> _GIVEN INSTRUCTION_
Make an exact copy of each entry, leaving out every picture.

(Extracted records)
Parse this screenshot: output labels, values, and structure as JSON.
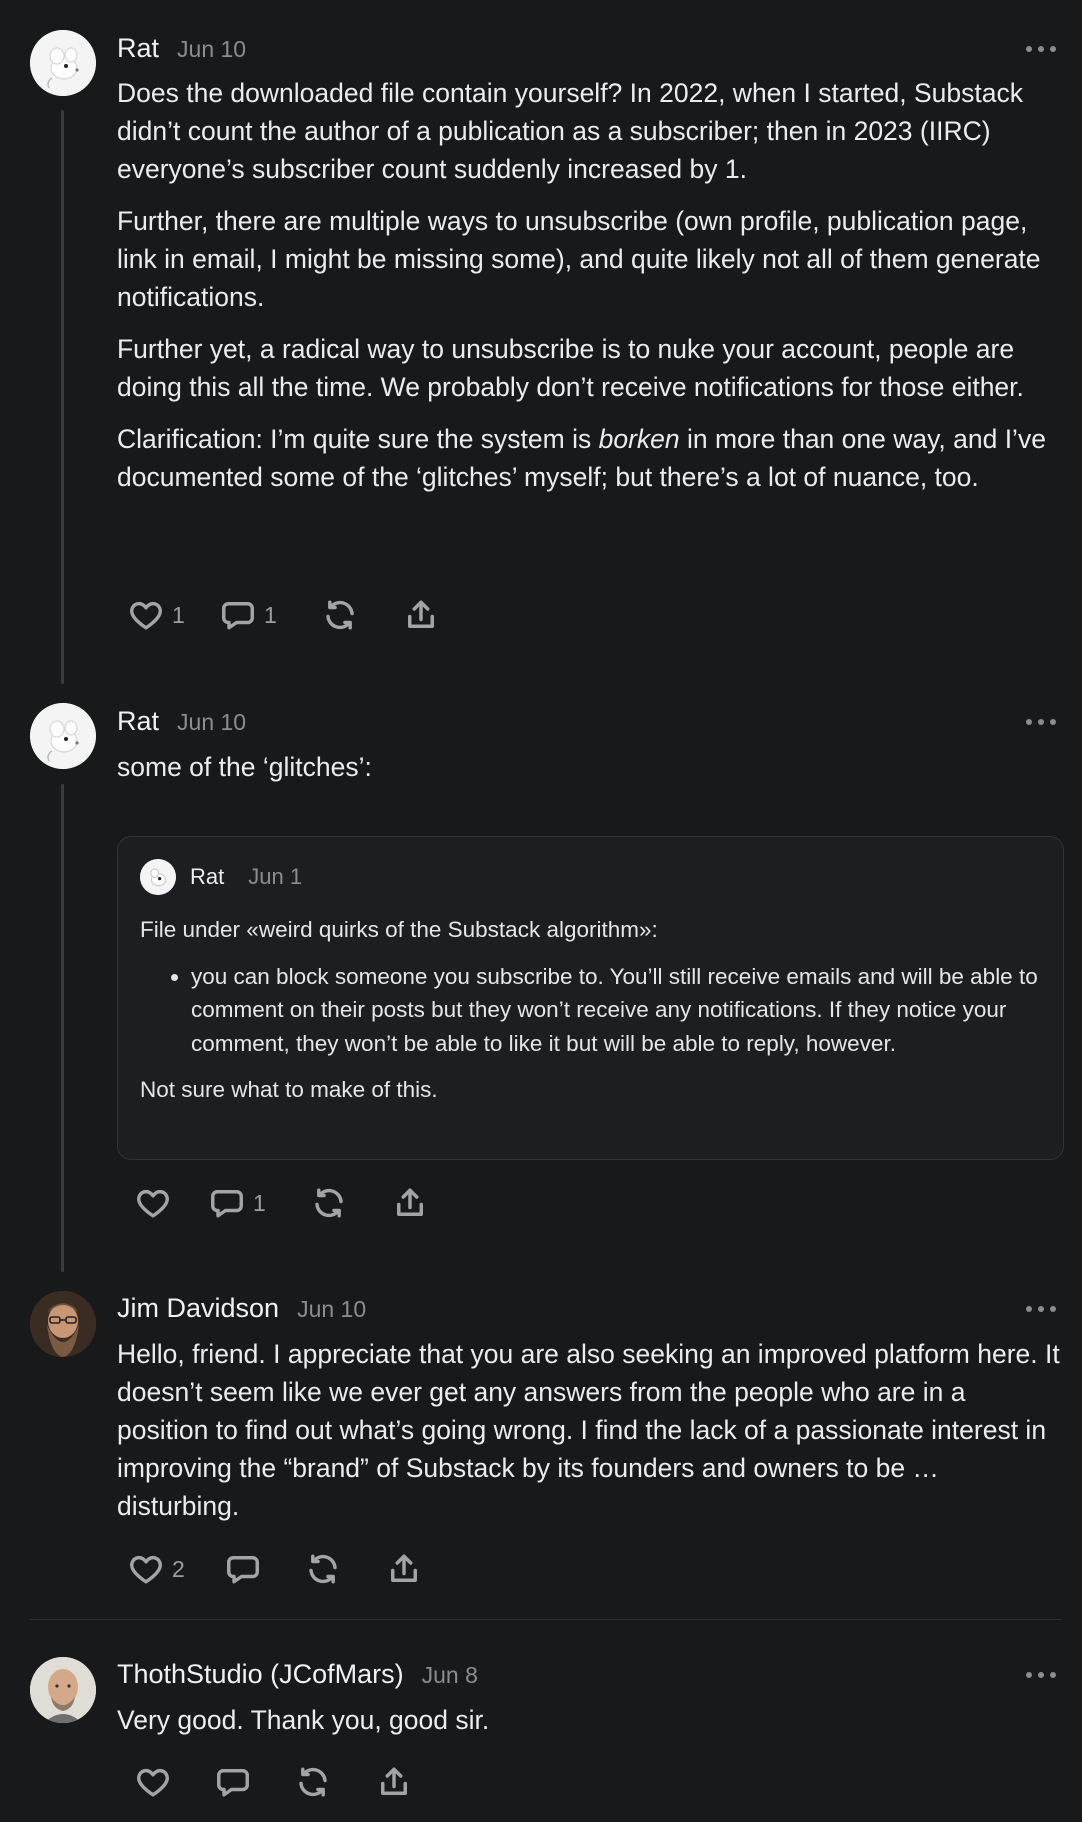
{
  "comments": [
    {
      "author": "Rat",
      "date": "Jun 10",
      "avatar_icon": "rat-avatar-icon",
      "paragraphs": [
        "Does the downloaded file contain yourself? In 2022, when I started, Substack didn’t count the author of a publication as a subscriber; then in 2023 (IIRC) everyone’s subscriber count suddenly increased by 1.",
        "Further, there are multiple ways to unsubscribe (own profile, publication page, link in email, I might be missing some), and quite likely not all of them generate notifications.",
        "Further yet, a radical way to unsubscribe is to nuke your account, people are doing this all the time. We probably don’t receive notifications for those either."
      ],
      "clarification": {
        "before": "Clarification: I’m quite sure the system is ",
        "emphasis": "borken",
        "after": " in more than one way, and I’ve documented some of the ‘glitches’ myself; but there’s a lot of nuance, too."
      },
      "likes": "1",
      "replies": "1"
    },
    {
      "author": "Rat",
      "date": "Jun 10",
      "avatar_icon": "rat-avatar-icon",
      "text": "some of the ‘glitches’:",
      "quoted": {
        "author": "Rat",
        "date": "Jun 1",
        "intro": "File under «weird quirks of the Substack algorithm»:",
        "bullet": "you can block someone you subscribe to. You’ll still receive emails and will be able to comment on their posts but they won’t receive any notifications. If they notice your comment, they won’t be able to like it but will be able to reply, however.",
        "outro": "Not sure what to make of this."
      },
      "likes": "",
      "replies": "1"
    },
    {
      "author": "Jim Davidson",
      "date": "Jun 10",
      "avatar_icon": "bearded-man-avatar-icon",
      "text": "Hello, friend. I appreciate that you are also seeking an improved platform here. It doesn’t seem like we ever get any answers from the people who are in a position to find out what’s going wrong. I find the lack of a passionate interest in improving the “brand” of Substack by its founders and owners to be … disturbing.",
      "likes": "2",
      "replies": ""
    },
    {
      "author": "ThothStudio (JCofMars)",
      "date": "Jun 8",
      "avatar_icon": "bald-man-avatar-icon",
      "text": "Very good. Thank you, good sir.",
      "likes": "",
      "replies": ""
    }
  ],
  "icons": {
    "like": "heart-icon",
    "reply": "comment-bubble-icon",
    "restack": "restack-icon",
    "share": "share-icon",
    "more": "more-dots-icon"
  },
  "colors": {
    "background": "#18191b",
    "text": "#ececed",
    "muted": "#8c8d90",
    "thread_line": "#3b3c3f"
  }
}
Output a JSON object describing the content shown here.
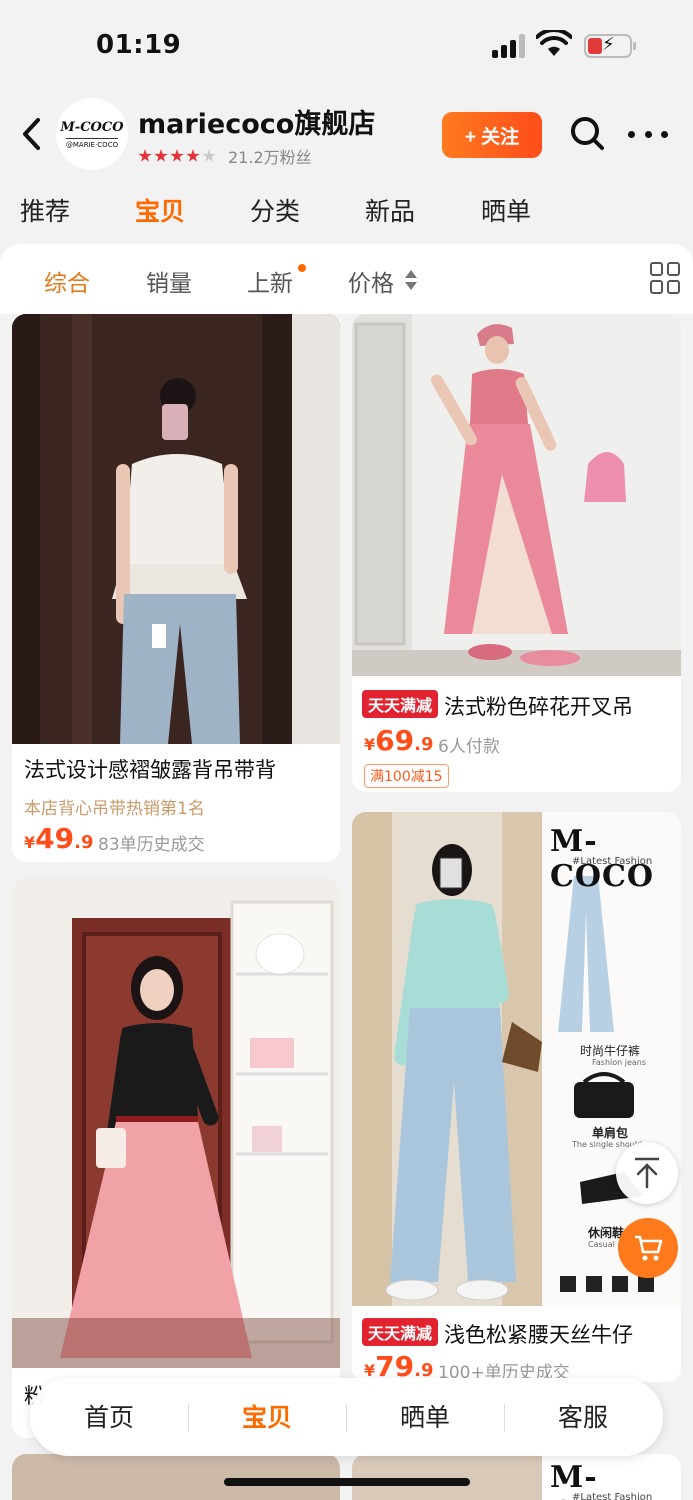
{
  "status": {
    "time": "01:19"
  },
  "store": {
    "logo_text": "M-COCO",
    "logo_sub": "@MARIE·COCO",
    "name": "mariecoco旗舰店",
    "stars": 4,
    "fans": "21.2万粉丝",
    "follow_label": "+ 关注"
  },
  "tabs": [
    "推荐",
    "宝贝",
    "分类",
    "新品",
    "晒单"
  ],
  "active_tab": "宝贝",
  "sort": {
    "items": [
      "综合",
      "销量",
      "上新",
      "价格"
    ],
    "active": "综合"
  },
  "products": [
    {
      "title": "法式设计感褶皱露背吊带背",
      "subtitle": "本店背心吊带热销第1名",
      "price_currency": "¥",
      "price_int": "49",
      "price_dec": ".9",
      "sold": "83单历史成交"
    },
    {
      "promo": "天天满减",
      "title": "法式粉色碎花开叉吊",
      "price_currency": "¥",
      "price_int": "69",
      "price_dec": ".9",
      "sold": "6人付款",
      "coupon": "满100减15"
    },
    {
      "title": "粉"
    },
    {
      "brand": "M-COCO",
      "brand_sub": "#Latest Fashion",
      "callouts": [
        "时尚牛仔裤",
        "Fashion jeans",
        "单肩包",
        "The single shoulder",
        "休闲鞋",
        "Casual s"
      ],
      "promo": "天天满减",
      "title": "浅色松紧腰天丝牛仔",
      "price_currency": "¥",
      "price_int": "79",
      "price_dec": ".9",
      "sold": "100+单历史成交"
    },
    {
      "brand": "M-COCO",
      "brand_sub": "#Latest Fashion"
    }
  ],
  "bottom_nav": [
    "首页",
    "宝贝",
    "晒单",
    "客服"
  ],
  "bottom_active": "宝贝",
  "colors": {
    "accent": "#ff6a00",
    "price": "#ff4d1a",
    "promo": "#e2232f"
  }
}
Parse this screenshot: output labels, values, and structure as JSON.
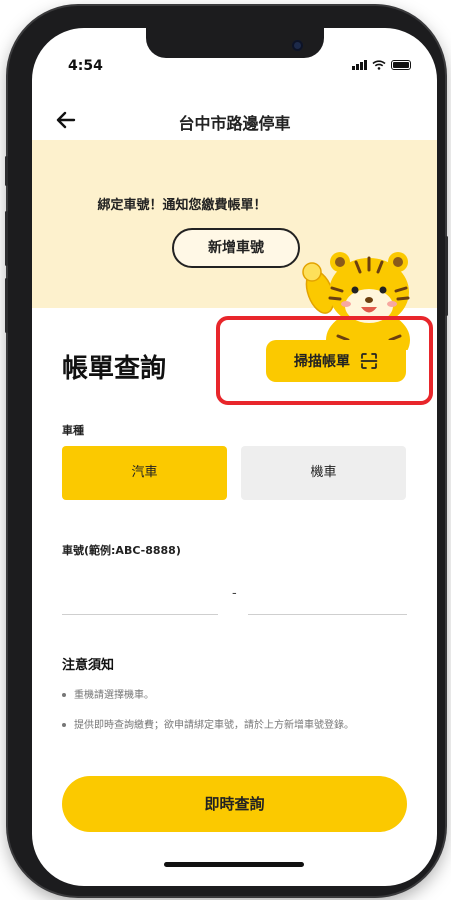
{
  "status_bar": {
    "time": "4:54"
  },
  "header": {
    "title": "台中市路邊停車"
  },
  "banner": {
    "text": "綁定車號！通知您繳費帳單！",
    "add_button": "新增車號"
  },
  "bill": {
    "title": "帳單查詢",
    "scan_button": "掃描帳單"
  },
  "vehicle_type": {
    "label": "車種",
    "options": [
      "汽車",
      "機車"
    ],
    "selected": "汽車"
  },
  "plate": {
    "label": "車號(範例:ABC-8888)",
    "separator": "-",
    "part1": "",
    "part2": ""
  },
  "notice": {
    "title": "注意須知",
    "items": [
      "重機請選擇機車。",
      "提供即時查詢繳費；欲申請綁定車號，請於上方新增車號登錄。"
    ]
  },
  "submit": {
    "label": "即時查詢"
  },
  "colors": {
    "accent": "#fbc900",
    "banner_bg": "#fdf1cd",
    "highlight": "#e8262b"
  },
  "icons": [
    "back-arrow-icon",
    "scan-icon",
    "signal-icon",
    "wifi-icon",
    "battery-icon"
  ]
}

> _THE REPLY_
Parse this screenshot: output labels, values, and structure as JSON.
{
  "comments": [
    {
      "author": "Rat",
      "date": "Jun 10",
      "avatar_icon": "rat-avatar-icon",
      "paragraphs": [
        "Does the downloaded file contain yourself? In 2022, when I started, Substack didn’t count the author of a publication as a subscriber; then in 2023 (IIRC) everyone’s subscriber count suddenly increased by 1.",
        "Further, there are multiple ways to unsubscribe (own profile, publication page, link in email, I might be missing some), and quite likely not all of them generate notifications.",
        "Further yet, a radical way to unsubscribe is to nuke your account, people are doing this all the time. We probably don’t receive notifications for those either."
      ],
      "clarification": {
        "before": "Clarification: I’m quite sure the system is ",
        "emphasis": "borken",
        "after": " in more than one way, and I’ve documented some of the ‘glitches’ myself; but there’s a lot of nuance, too."
      },
      "likes": "1",
      "replies": "1"
    },
    {
      "author": "Rat",
      "date": "Jun 10",
      "avatar_icon": "rat-avatar-icon",
      "text": "some of the ‘glitches’:",
      "quoted": {
        "author": "Rat",
        "date": "Jun 1",
        "intro": "File under «weird quirks of the Substack algorithm»:",
        "bullet": "you can block someone you subscribe to. You’ll still receive emails and will be able to comment on their posts but they won’t receive any notifications. If they notice your comment, they won’t be able to like it but will be able to reply, however.",
        "outro": "Not sure what to make of this."
      },
      "likes": "",
      "replies": "1"
    },
    {
      "author": "Jim Davidson",
      "date": "Jun 10",
      "avatar_icon": "bearded-man-avatar-icon",
      "text": "Hello, friend. I appreciate that you are also seeking an improved platform here. It doesn’t seem like we ever get any answers from the people who are in a position to find out what’s going wrong. I find the lack of a passionate interest in improving the “brand” of Substack by its founders and owners to be … disturbing.",
      "likes": "2",
      "replies": ""
    },
    {
      "author": "ThothStudio (JCofMars)",
      "date": "Jun 8",
      "avatar_icon": "bald-man-avatar-icon",
      "text": "Very good. Thank you, good sir.",
      "likes": "",
      "replies": ""
    }
  ],
  "icons": {
    "like": "heart-icon",
    "reply": "comment-bubble-icon",
    "restack": "restack-icon",
    "share": "share-icon",
    "more": "more-dots-icon"
  },
  "colors": {
    "background": "#18191b",
    "text": "#ececed",
    "muted": "#8c8d90",
    "thread_line": "#3b3c3f"
  }
}
Output a JSON object describing the content shown here.
{
  "status": {
    "time": "01:19"
  },
  "store": {
    "logo_text": "M-COCO",
    "logo_sub": "@MARIE·COCO",
    "name": "mariecoco旗舰店",
    "stars": 4,
    "fans": "21.2万粉丝",
    "follow_label": "+ 关注"
  },
  "tabs": [
    "推荐",
    "宝贝",
    "分类",
    "新品",
    "晒单"
  ],
  "active_tab": "宝贝",
  "sort": {
    "items": [
      "综合",
      "销量",
      "上新",
      "价格"
    ],
    "active": "综合"
  },
  "products": [
    {
      "title": "法式设计感褶皱露背吊带背",
      "subtitle": "本店背心吊带热销第1名",
      "price_currency": "¥",
      "price_int": "49",
      "price_dec": ".9",
      "sold": "83单历史成交"
    },
    {
      "promo": "天天满减",
      "title": "法式粉色碎花开叉吊",
      "price_currency": "¥",
      "price_int": "69",
      "price_dec": ".9",
      "sold": "6人付款",
      "coupon": "满100减15"
    },
    {
      "title": "粉"
    },
    {
      "brand": "M-COCO",
      "brand_sub": "#Latest Fashion",
      "callouts": [
        "时尚牛仔裤",
        "Fashion jeans",
        "单肩包",
        "The single shoulder",
        "休闲鞋",
        "Casual s"
      ],
      "promo": "天天满减",
      "title": "浅色松紧腰天丝牛仔",
      "price_currency": "¥",
      "price_int": "79",
      "price_dec": ".9",
      "sold": "100+单历史成交"
    },
    {
      "brand": "M-COCO",
      "brand_sub": "#Latest Fashion"
    }
  ],
  "bottom_nav": [
    "首页",
    "宝贝",
    "晒单",
    "客服"
  ],
  "bottom_active": "宝贝",
  "colors": {
    "accent": "#ff6a00",
    "price": "#ff4d1a",
    "promo": "#e2232f"
  }
}
Parse this screenshot: output labels, values, and structure as JSON.
{
  "status_bar": {
    "time": "4:54"
  },
  "header": {
    "title": "台中市路邊停車"
  },
  "banner": {
    "text": "綁定車號！通知您繳費帳單！",
    "add_button": "新增車號"
  },
  "bill": {
    "title": "帳單查詢",
    "scan_button": "掃描帳單"
  },
  "vehicle_type": {
    "label": "車種",
    "options": [
      "汽車",
      "機車"
    ],
    "selected": "汽車"
  },
  "plate": {
    "label": "車號(範例:ABC-8888)",
    "separator": "-",
    "part1": "",
    "part2": ""
  },
  "notice": {
    "title": "注意須知",
    "items": [
      "重機請選擇機車。",
      "提供即時查詢繳費；欲申請綁定車號，請於上方新增車號登錄。"
    ]
  },
  "submit": {
    "label": "即時查詢"
  },
  "colors": {
    "accent": "#fbc900",
    "banner_bg": "#fdf1cd",
    "highlight": "#e8262b"
  },
  "icons": [
    "back-arrow-icon",
    "scan-icon",
    "signal-icon",
    "wifi-icon",
    "battery-icon"
  ]
}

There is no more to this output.